(MATERIAL FOR THIS TASK)
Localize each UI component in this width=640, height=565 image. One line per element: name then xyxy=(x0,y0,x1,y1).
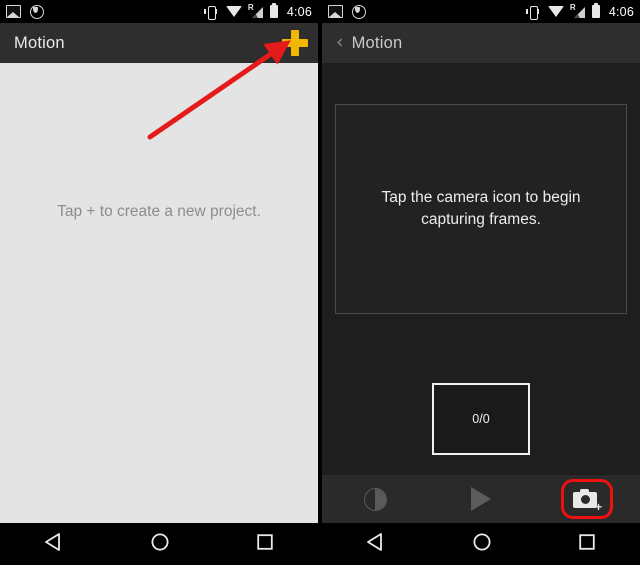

==

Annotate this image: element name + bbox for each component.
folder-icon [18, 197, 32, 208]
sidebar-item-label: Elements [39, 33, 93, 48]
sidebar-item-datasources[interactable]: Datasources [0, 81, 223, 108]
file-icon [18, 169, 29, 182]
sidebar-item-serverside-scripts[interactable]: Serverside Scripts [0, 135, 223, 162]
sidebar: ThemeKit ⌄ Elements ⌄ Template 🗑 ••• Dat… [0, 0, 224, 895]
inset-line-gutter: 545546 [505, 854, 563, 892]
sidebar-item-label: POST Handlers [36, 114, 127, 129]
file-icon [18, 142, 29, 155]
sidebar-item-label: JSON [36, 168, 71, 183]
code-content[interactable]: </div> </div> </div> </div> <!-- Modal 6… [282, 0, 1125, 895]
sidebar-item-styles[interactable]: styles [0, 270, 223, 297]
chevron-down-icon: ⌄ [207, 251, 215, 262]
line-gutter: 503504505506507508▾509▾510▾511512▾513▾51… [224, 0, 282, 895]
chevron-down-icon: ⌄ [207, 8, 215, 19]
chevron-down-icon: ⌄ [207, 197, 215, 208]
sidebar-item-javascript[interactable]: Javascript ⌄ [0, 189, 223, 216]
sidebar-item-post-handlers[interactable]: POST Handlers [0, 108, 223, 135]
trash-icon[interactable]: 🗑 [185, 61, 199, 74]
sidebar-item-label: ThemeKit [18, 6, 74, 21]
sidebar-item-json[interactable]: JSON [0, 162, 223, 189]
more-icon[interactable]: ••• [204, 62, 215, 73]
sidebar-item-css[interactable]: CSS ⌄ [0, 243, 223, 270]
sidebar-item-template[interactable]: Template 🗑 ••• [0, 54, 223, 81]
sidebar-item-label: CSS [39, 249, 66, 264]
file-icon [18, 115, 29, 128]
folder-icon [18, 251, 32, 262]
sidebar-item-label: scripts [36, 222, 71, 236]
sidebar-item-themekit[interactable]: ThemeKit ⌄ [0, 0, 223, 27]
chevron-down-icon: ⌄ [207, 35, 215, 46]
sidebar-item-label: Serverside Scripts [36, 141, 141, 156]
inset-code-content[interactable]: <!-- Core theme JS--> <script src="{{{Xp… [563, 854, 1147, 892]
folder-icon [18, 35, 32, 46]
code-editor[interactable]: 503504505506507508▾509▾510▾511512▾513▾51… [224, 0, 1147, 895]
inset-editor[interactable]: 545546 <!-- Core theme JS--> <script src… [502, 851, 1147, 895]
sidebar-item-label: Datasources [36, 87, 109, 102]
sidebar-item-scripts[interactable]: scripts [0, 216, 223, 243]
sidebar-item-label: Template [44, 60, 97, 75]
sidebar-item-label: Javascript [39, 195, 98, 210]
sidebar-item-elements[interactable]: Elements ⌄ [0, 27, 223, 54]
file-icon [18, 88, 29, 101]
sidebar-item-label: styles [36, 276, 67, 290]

(WHAT IS NEEDED)
Please state how many rows contain the string "inset", treating uppercase and lowercase as different, and give only the number.

(OUTPUT)
3